begin MATERIAL PROVIDED

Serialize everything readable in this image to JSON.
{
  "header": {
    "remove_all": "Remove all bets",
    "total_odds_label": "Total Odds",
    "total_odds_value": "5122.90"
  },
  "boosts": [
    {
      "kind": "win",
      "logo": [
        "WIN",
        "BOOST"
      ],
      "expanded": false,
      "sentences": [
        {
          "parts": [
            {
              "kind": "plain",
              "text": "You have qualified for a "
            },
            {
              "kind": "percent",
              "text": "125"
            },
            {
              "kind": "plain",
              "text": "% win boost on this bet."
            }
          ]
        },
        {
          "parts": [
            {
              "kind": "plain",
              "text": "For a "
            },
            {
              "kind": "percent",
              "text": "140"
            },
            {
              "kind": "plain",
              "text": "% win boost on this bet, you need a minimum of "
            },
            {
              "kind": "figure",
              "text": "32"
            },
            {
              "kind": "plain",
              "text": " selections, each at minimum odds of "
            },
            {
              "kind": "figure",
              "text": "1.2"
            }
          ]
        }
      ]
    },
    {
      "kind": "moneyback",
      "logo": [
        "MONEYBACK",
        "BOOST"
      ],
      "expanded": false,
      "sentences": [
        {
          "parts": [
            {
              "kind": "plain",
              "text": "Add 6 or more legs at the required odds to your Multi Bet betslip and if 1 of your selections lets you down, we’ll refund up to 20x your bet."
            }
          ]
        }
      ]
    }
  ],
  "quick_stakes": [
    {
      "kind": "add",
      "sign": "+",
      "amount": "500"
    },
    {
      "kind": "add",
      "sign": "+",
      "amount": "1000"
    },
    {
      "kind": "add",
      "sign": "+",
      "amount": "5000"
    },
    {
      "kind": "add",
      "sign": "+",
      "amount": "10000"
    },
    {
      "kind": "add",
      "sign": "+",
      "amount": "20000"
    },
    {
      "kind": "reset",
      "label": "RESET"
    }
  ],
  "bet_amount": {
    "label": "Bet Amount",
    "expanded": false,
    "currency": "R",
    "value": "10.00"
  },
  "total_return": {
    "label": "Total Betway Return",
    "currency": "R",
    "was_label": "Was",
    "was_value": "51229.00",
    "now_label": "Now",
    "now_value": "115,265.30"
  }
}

end MATERIAL PROVIDED

■ AIM
Using the listing above, retype each line exactly.

■ SOLUTION BELOW
Serialize everything readable in this image to JSON.
{
  "header": {
    "remove_all": "Remove all bets",
    "total_odds_label": "Total Odds",
    "total_odds_value": "5122.90"
  },
  "boosts": [
    {
      "kind": "win",
      "logo": [
        "WIN",
        "BOOST"
      ],
      "expanded": false,
      "sentences": [
        {
          "parts": [
            {
              "kind": "plain",
              "text": "You have qualified for a "
            },
            {
              "kind": "percent",
              "text": "125"
            },
            {
              "kind": "plain",
              "text": "% win boost on this bet."
            }
          ]
        },
        {
          "parts": [
            {
              "kind": "plain",
              "text": "For a "
            },
            {
              "kind": "percent",
              "text": "140"
            },
            {
              "kind": "plain",
              "text": "% win boost on this bet, you need a minimum of "
            },
            {
              "kind": "figure",
              "text": "32"
            },
            {
              "kind": "plain",
              "text": " selections, each at minimum odds of "
            },
            {
              "kind": "figure",
              "text": "1.2"
            }
          ]
        }
      ]
    },
    {
      "kind": "moneyback",
      "logo": [
        "MONEYBACK",
        "BOOST"
      ],
      "expanded": false,
      "sentences": [
        {
          "parts": [
            {
              "kind": "plain",
              "text": "Add 6 or more legs at the required odds to your Multi Bet betslip and if 1 of your selections lets you down, we’ll refund up to 20x your bet."
            }
          ]
        }
      ]
    }
  ],
  "quick_stakes": [
    {
      "kind": "add",
      "sign": "+",
      "amount": "500"
    },
    {
      "kind": "add",
      "sign": "+",
      "amount": "1000"
    },
    {
      "kind": "add",
      "sign": "+",
      "amount": "5000"
    },
    {
      "kind": "add",
      "sign": "+",
      "amount": "10000"
    },
    {
      "kind": "add",
      "sign": "+",
      "amount": "20000"
    },
    {
      "kind": "reset",
      "label": "RESET"
    }
  ],
  "bet_amount": {
    "label": "Bet Amount",
    "expanded": false,
    "currency": "R",
    "value": "10.00"
  },
  "total_return": {
    "label": "Total Betway Return",
    "currency": "R",
    "was_label": "Was",
    "was_value": "51229.00",
    "now_label": "Now",
    "now_value": "115,265.30"
  }
}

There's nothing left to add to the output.